**Exercise description:** Make an exact copy of all the entries below, with the pictures left out.

* begin Data supplied *

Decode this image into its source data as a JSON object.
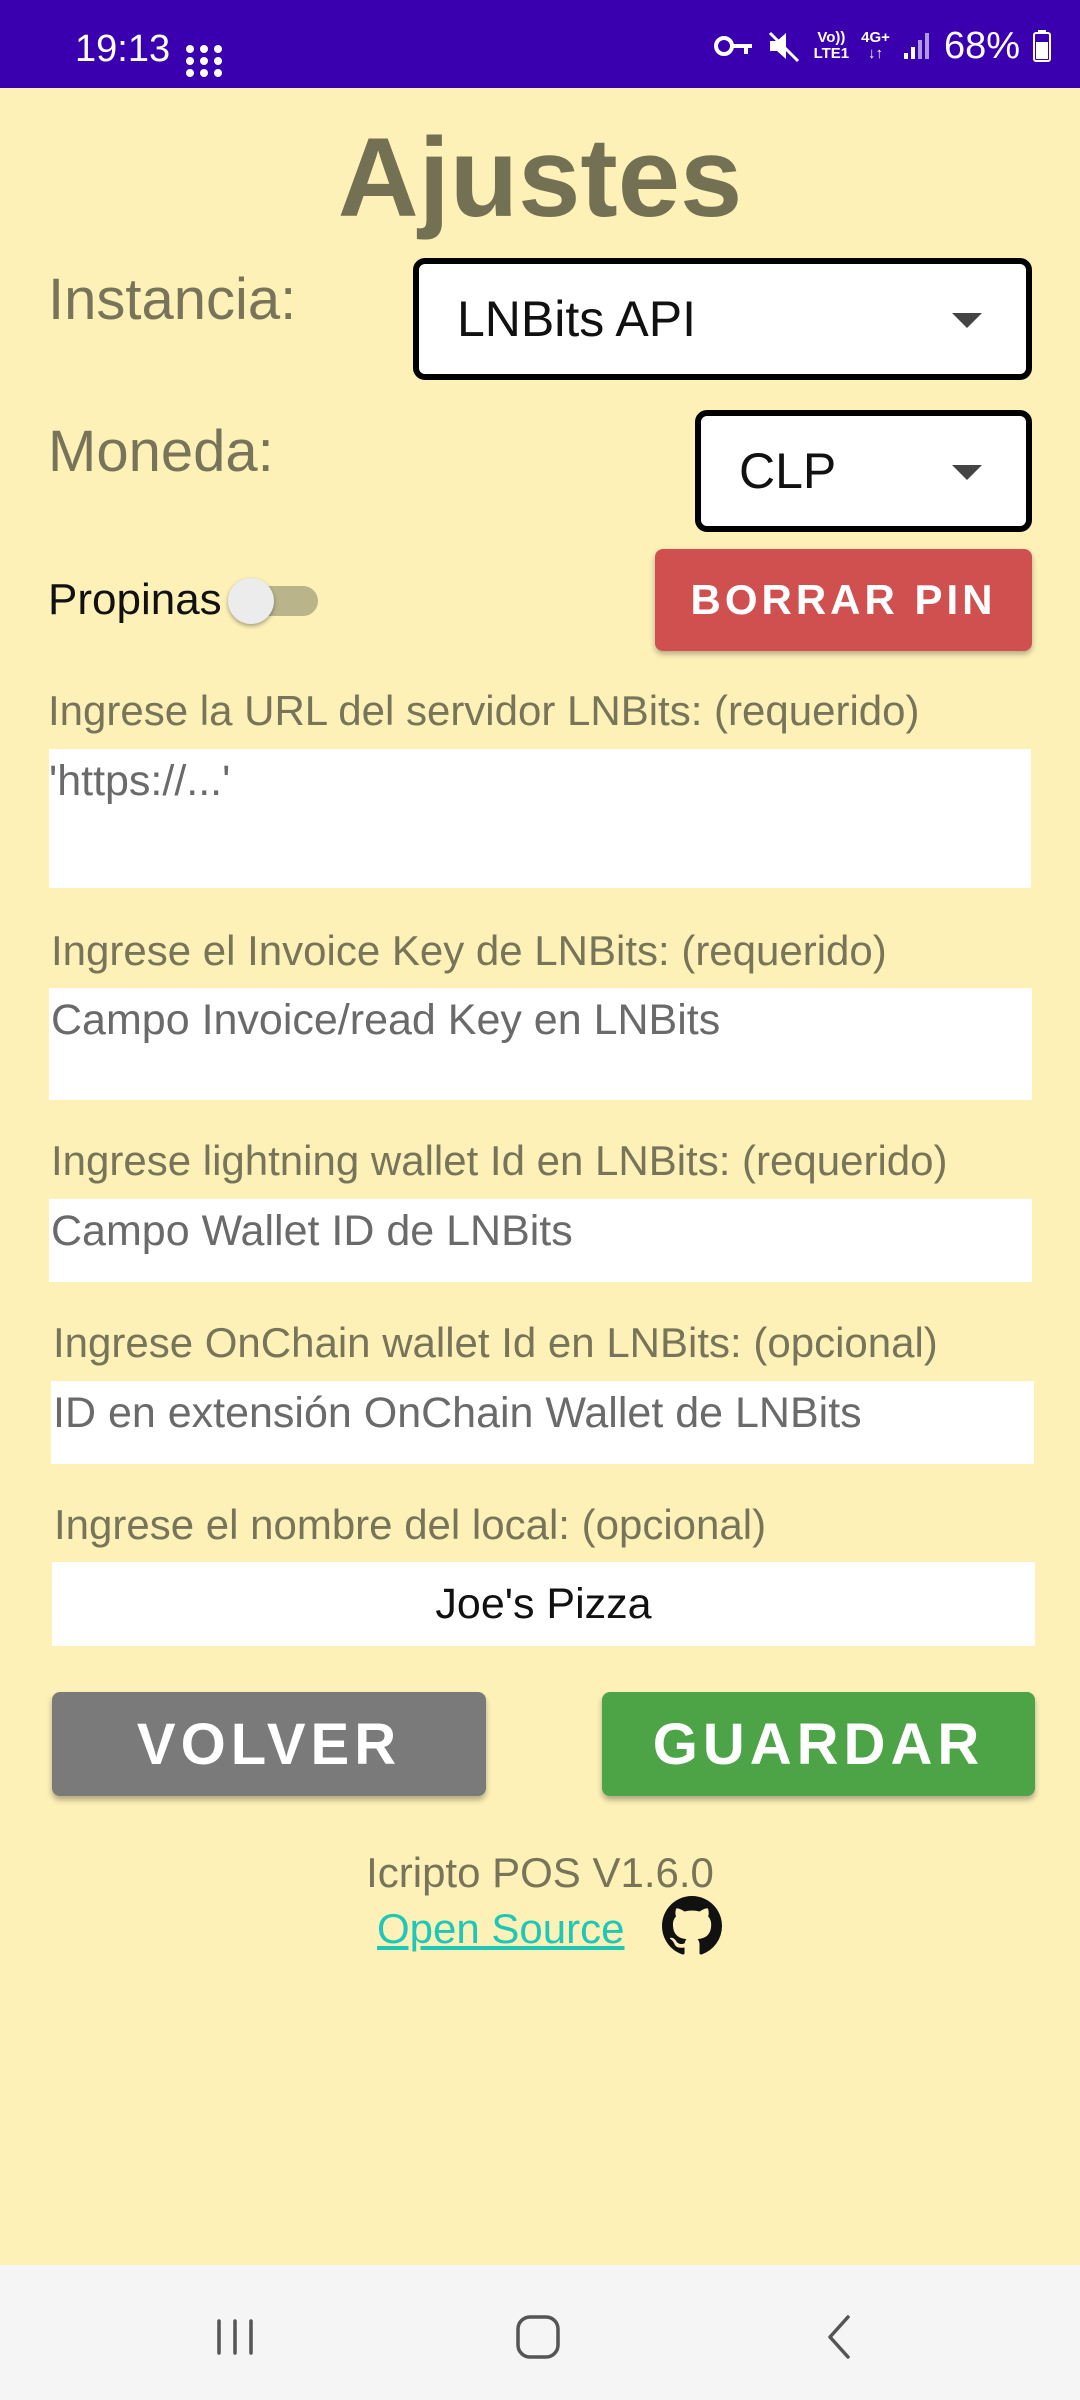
{
  "status_bar": {
    "time": "19:13",
    "lte_top": "Vo))",
    "lte_bottom": "LTE1",
    "net_top": "4G+",
    "battery": "68%"
  },
  "title": "Ajustes",
  "instancia": {
    "label": "Instancia:",
    "value": "LNBits API"
  },
  "moneda": {
    "label": "Moneda:",
    "value": "CLP"
  },
  "propinas": {
    "label": "Propinas",
    "enabled": false
  },
  "borrar_pin": "BORRAR PIN",
  "fields": [
    {
      "label": "Ingrese la URL del servidor LNBits: (requerido)",
      "placeholder": "'https://...'"
    },
    {
      "label": "Ingrese el Invoice Key de LNBits: (requerido)",
      "placeholder": "Campo Invoice/read Key en LNBits"
    },
    {
      "label": "Ingrese lightning wallet Id en LNBits: (requerido)",
      "placeholder": "Campo Wallet ID de LNBits"
    },
    {
      "label": "Ingrese OnChain wallet Id en LNBits: (opcional)",
      "placeholder": "ID en extensión OnChain Wallet de LNBits"
    },
    {
      "label": "Ingrese el nombre del local: (opcional)",
      "value": "Joe's Pizza"
    }
  ],
  "buttons": {
    "volver": "VOLVER",
    "guardar": "GUARDAR"
  },
  "footer": {
    "version": "Icripto POS V1.6.0",
    "link": "Open Source",
    "icon": "github-icon"
  },
  "colors": {
    "status_bar": "#3a00b0",
    "background": "#fdf1b8",
    "borrar": "#d05050",
    "volver": "#7a7a7a",
    "guardar": "#4ca446",
    "link": "#1fc7b8"
  }
}
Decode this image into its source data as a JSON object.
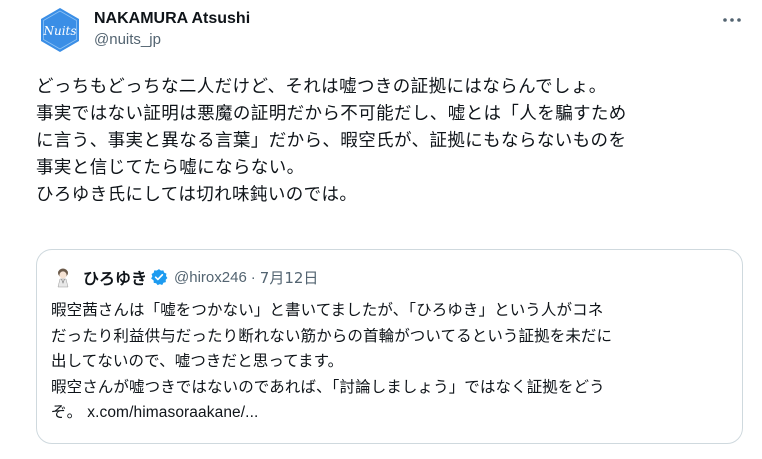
{
  "author": {
    "display_name": "NAKAMURA Atsushi",
    "handle": "@nuits_jp",
    "avatar_text": "Nuits"
  },
  "tweet": {
    "lines": [
      "どっちもどっちな二人だけど、それは嘘つきの証拠にはならんでしょ。",
      "事実ではない証明は悪魔の証明だから不可能だし、嘘とは「人を騙すため",
      "に言う、事実と異なる言葉」だから、暇空氏が、証拠にもならないものを",
      "事実と信じてたら嘘にならない。",
      "ひろゆき氏にしては切れ味鈍いのでは。"
    ]
  },
  "quoted": {
    "display_name": "ひろゆき",
    "handle": "@hirox246",
    "separator": "·",
    "date": "7月12日",
    "lines": [
      "暇空茜さんは「嘘をつかない」と書いてましたが、「ひろゆき」という人がコネ",
      "だったり利益供与だったり断れない筋からの首輪がついてるという証拠を未だに",
      "出してないので、嘘つきだと思ってます。",
      "暇空さんが嘘つきではないのであれば、「討論しましょう」ではなく証拠をどう"
    ],
    "last_line_prefix": "ぞ。 ",
    "link": "x.com/himasoraakane/..."
  },
  "colors": {
    "avatar_bg": "#3a8ee6",
    "verified": "#1d9bf0",
    "secondary_text": "#536471",
    "border": "#cfd9de"
  },
  "icons": {
    "more": "more-horizontal-icon",
    "verified": "verified-badge-icon"
  }
}
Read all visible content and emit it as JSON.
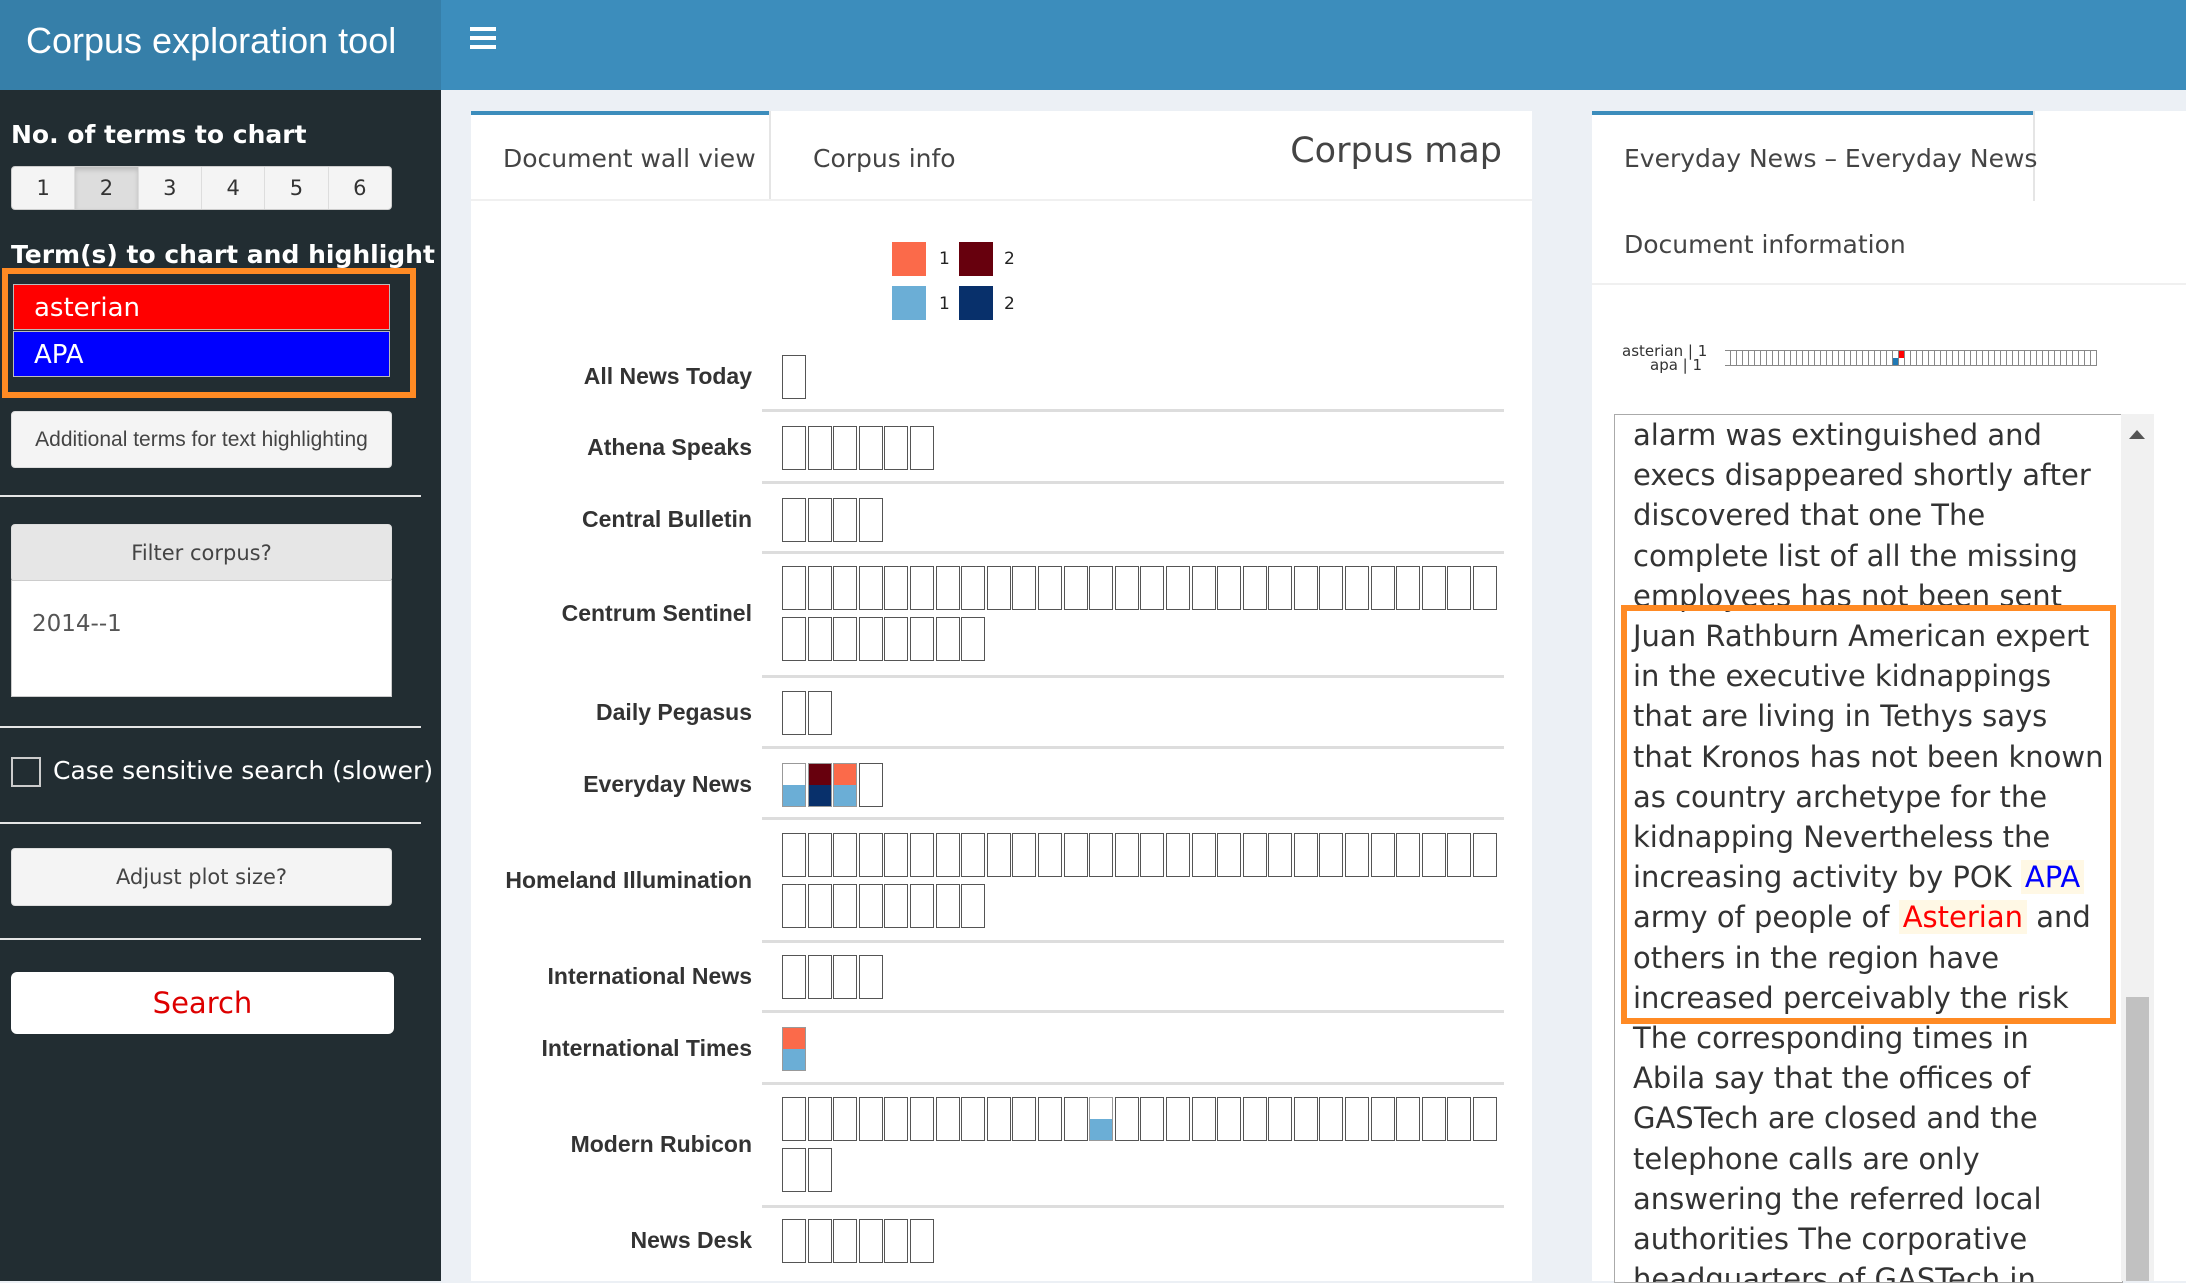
{
  "app": {
    "title": "Corpus exploration tool"
  },
  "sidebar": {
    "terms_count_label": "No. of terms to chart",
    "terms_count_options": [
      "1",
      "2",
      "3",
      "4",
      "5",
      "6"
    ],
    "terms_count_selected": "2",
    "terms_label": "Term(s) to chart and highlight",
    "terms": [
      {
        "text": "asterian",
        "color": "#ff0000"
      },
      {
        "text": "APA",
        "color": "#0000ff"
      }
    ],
    "additional_terms_button": "Additional terms for text highlighting",
    "filter_button": "Filter corpus?",
    "filter_value": "2014--1",
    "case_sensitive_label": "Case sensitive search (slower)",
    "case_sensitive_checked": false,
    "adjust_plot_button": "Adjust plot size?",
    "search_button": "Search"
  },
  "main": {
    "tabs": [
      "Document wall view",
      "Corpus info"
    ],
    "active_tab": "Document wall view",
    "title": "Corpus map",
    "legend": [
      {
        "color": "#fb6a4a",
        "label": "1"
      },
      {
        "color": "#67000d",
        "label": "2"
      },
      {
        "color": "#6baed6",
        "label": "1"
      },
      {
        "color": "#08306b",
        "label": "2"
      }
    ],
    "publications": [
      {
        "name": "All News Today",
        "docs": 1
      },
      {
        "name": "Athena Speaks",
        "docs": 6
      },
      {
        "name": "Central Bulletin",
        "docs": 4
      },
      {
        "name": "Centrum Sentinel",
        "docs": 36
      },
      {
        "name": "Daily Pegasus",
        "docs": 2
      },
      {
        "name": "Everyday News",
        "docs": 4,
        "hits": [
          {
            "index": 1,
            "top": "#ffffff",
            "bottom": "#6baed6"
          },
          {
            "index": 2,
            "top": "#67000d",
            "bottom": "#08306b"
          },
          {
            "index": 3,
            "top": "#fb6a4a",
            "bottom": "#6baed6"
          }
        ]
      },
      {
        "name": "Homeland Illumination",
        "docs": 36
      },
      {
        "name": "International News",
        "docs": 4
      },
      {
        "name": "International Times",
        "docs": 1,
        "hits": [
          {
            "index": 1,
            "top": "#fb6a4a",
            "bottom": "#6baed6"
          }
        ]
      },
      {
        "name": "Modern Rubicon",
        "docs": 30,
        "hits": [
          {
            "index": 13,
            "top": "#ffffff",
            "bottom": "#6baed6"
          }
        ]
      },
      {
        "name": "News Desk",
        "docs": 6
      }
    ]
  },
  "right": {
    "tabs": [
      "Everyday News – Everyday News",
      "Document information"
    ],
    "active_tab": "Everyday News – Everyday News",
    "strip_labels": [
      "asterian | 1",
      "apa | 1"
    ],
    "text_before": "alarm was extinguished and execs disappeared shortly after discovered that one The complete list of all the missing employees has not been sent",
    "text_hl_1": "Juan Rathburn American expert in the executive kidnappings that are living in Tethys says that Kronos has not been known as country archetype for the kidnapping Nevertheless the increasing activity by POK",
    "term_apa": "APA",
    "text_hl_2": "army of people of",
    "term_asterian": "Asterian",
    "text_hl_3": "and others in the region have increased perceivably the risk",
    "text_after": "The corresponding times in Abila say that the offices of GASTech are closed and the telephone calls are only answering the referred local authorities The corporative headquarters of GASTech in Tethys have rejected"
  },
  "colors": {
    "brand": "#367fa9",
    "header": "#3c8dbc",
    "sidebar": "#222d32",
    "highlight_box": "#ff8a24"
  }
}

* end Data supplied *

**Solution:**
Decode this image into its source data as a JSON object.
{
  "status_bar": {
    "time": "19:13",
    "lte_top": "Vo))",
    "lte_bottom": "LTE1",
    "net_top": "4G+",
    "battery": "68%"
  },
  "title": "Ajustes",
  "instancia": {
    "label": "Instancia:",
    "value": "LNBits API"
  },
  "moneda": {
    "label": "Moneda:",
    "value": "CLP"
  },
  "propinas": {
    "label": "Propinas",
    "enabled": false
  },
  "borrar_pin": "BORRAR PIN",
  "fields": [
    {
      "label": "Ingrese la URL del servidor LNBits: (requerido)",
      "placeholder": "'https://...'"
    },
    {
      "label": "Ingrese el Invoice Key de LNBits: (requerido)",
      "placeholder": "Campo Invoice/read Key en LNBits"
    },
    {
      "label": "Ingrese lightning wallet Id en LNBits: (requerido)",
      "placeholder": "Campo Wallet ID de LNBits"
    },
    {
      "label": "Ingrese OnChain wallet Id en LNBits: (opcional)",
      "placeholder": "ID en extensión OnChain Wallet de LNBits"
    },
    {
      "label": "Ingrese el nombre del local: (opcional)",
      "value": "Joe's Pizza"
    }
  ],
  "buttons": {
    "volver": "VOLVER",
    "guardar": "GUARDAR"
  },
  "footer": {
    "version": "Icripto POS V1.6.0",
    "link": "Open Source",
    "icon": "github-icon"
  },
  "colors": {
    "status_bar": "#3a00b0",
    "background": "#fdf1b8",
    "borrar": "#d05050",
    "volver": "#7a7a7a",
    "guardar": "#4ca446",
    "link": "#1fc7b8"
  }
}
Decode this image into its source data as a JSON object.
{
  "author": {
    "display_name": "NAKAMURA Atsushi",
    "handle": "@nuits_jp",
    "avatar_text": "Nuits"
  },
  "tweet": {
    "lines": [
      "どっちもどっちな二人だけど、それは嘘つきの証拠にはならんでしょ。",
      "事実ではない証明は悪魔の証明だから不可能だし、嘘とは「人を騙すため",
      "に言う、事実と異なる言葉」だから、暇空氏が、証拠にもならないものを",
      "事実と信じてたら嘘にならない。",
      "ひろゆき氏にしては切れ味鈍いのでは。"
    ]
  },
  "quoted": {
    "display_name": "ひろゆき",
    "handle": "@hirox246",
    "separator": "·",
    "date": "7月12日",
    "lines": [
      "暇空茜さんは「嘘をつかない」と書いてましたが、「ひろゆき」という人がコネ",
      "だったり利益供与だったり断れない筋からの首輪がついてるという証拠を未だに",
      "出してないので、嘘つきだと思ってます。",
      "暇空さんが嘘つきではないのであれば、「討論しましょう」ではなく証拠をどう"
    ],
    "last_line_prefix": "ぞ。 ",
    "link": "x.com/himasoraakane/..."
  },
  "colors": {
    "avatar_bg": "#3a8ee6",
    "verified": "#1d9bf0",
    "secondary_text": "#536471",
    "border": "#cfd9de"
  },
  "icons": {
    "more": "more-horizontal-icon",
    "verified": "verified-badge-icon"
  }
}
Read all visible content and emit it as JSON.
{
  "app": {
    "title": "Corpus exploration tool"
  },
  "sidebar": {
    "terms_count_label": "No. of terms to chart",
    "terms_count_options": [
      "1",
      "2",
      "3",
      "4",
      "5",
      "6"
    ],
    "terms_count_selected": "2",
    "terms_label": "Term(s) to chart and highlight",
    "terms": [
      {
        "text": "asterian",
        "color": "#ff0000"
      },
      {
        "text": "APA",
        "color": "#0000ff"
      }
    ],
    "additional_terms_button": "Additional terms for text highlighting",
    "filter_button": "Filter corpus?",
    "filter_value": "2014--1",
    "case_sensitive_label": "Case sensitive search (slower)",
    "case_sensitive_checked": false,
    "adjust_plot_button": "Adjust plot size?",
    "search_button": "Search"
  },
  "main": {
    "tabs": [
      "Document wall view",
      "Corpus info"
    ],
    "active_tab": "Document wall view",
    "title": "Corpus map",
    "legend": [
      {
        "color": "#fb6a4a",
        "label": "1"
      },
      {
        "color": "#67000d",
        "label": "2"
      },
      {
        "color": "#6baed6",
        "label": "1"
      },
      {
        "color": "#08306b",
        "label": "2"
      }
    ],
    "publications": [
      {
        "name": "All News Today",
        "docs": 1
      },
      {
        "name": "Athena Speaks",
        "docs": 6
      },
      {
        "name": "Central Bulletin",
        "docs": 4
      },
      {
        "name": "Centrum Sentinel",
        "docs": 36
      },
      {
        "name": "Daily Pegasus",
        "docs": 2
      },
      {
        "name": "Everyday News",
        "docs": 4,
        "hits": [
          {
            "index": 1,
            "top": "#ffffff",
            "bottom": "#6baed6"
          },
          {
            "index": 2,
            "top": "#67000d",
            "bottom": "#08306b"
          },
          {
            "index": 3,
            "top": "#fb6a4a",
            "bottom": "#6baed6"
          }
        ]
      },
      {
        "name": "Homeland Illumination",
        "docs": 36
      },
      {
        "name": "International News",
        "docs": 4
      },
      {
        "name": "International Times",
        "docs": 1,
        "hits": [
          {
            "index": 1,
            "top": "#fb6a4a",
            "bottom": "#6baed6"
          }
        ]
      },
      {
        "name": "Modern Rubicon",
        "docs": 30,
        "hits": [
          {
            "index": 13,
            "top": "#ffffff",
            "bottom": "#6baed6"
          }
        ]
      },
      {
        "name": "News Desk",
        "docs": 6
      }
    ]
  },
  "right": {
    "tabs": [
      "Everyday News – Everyday News",
      "Document information"
    ],
    "active_tab": "Everyday News – Everyday News",
    "strip_labels": [
      "asterian | 1",
      "apa | 1"
    ],
    "text_before": "alarm was extinguished and execs disappeared shortly after discovered that one The complete list of all the missing employees has not been sent",
    "text_hl_1": "Juan Rathburn American expert in the executive kidnappings that are living in Tethys says that Kronos has not been known as country archetype for the kidnapping Nevertheless the increasing activity by POK",
    "term_apa": "APA",
    "text_hl_2": "army of people of",
    "term_asterian": "Asterian",
    "text_hl_3": "and others in the region have increased perceivably the risk",
    "text_after": "The corresponding times in Abila say that the offices of GASTech are closed and the telephone calls are only answering the referred local authorities The corporative headquarters of GASTech in Tethys have rejected"
  },
  "colors": {
    "brand": "#367fa9",
    "header": "#3c8dbc",
    "sidebar": "#222d32",
    "highlight_box": "#ff8a24"
  }
}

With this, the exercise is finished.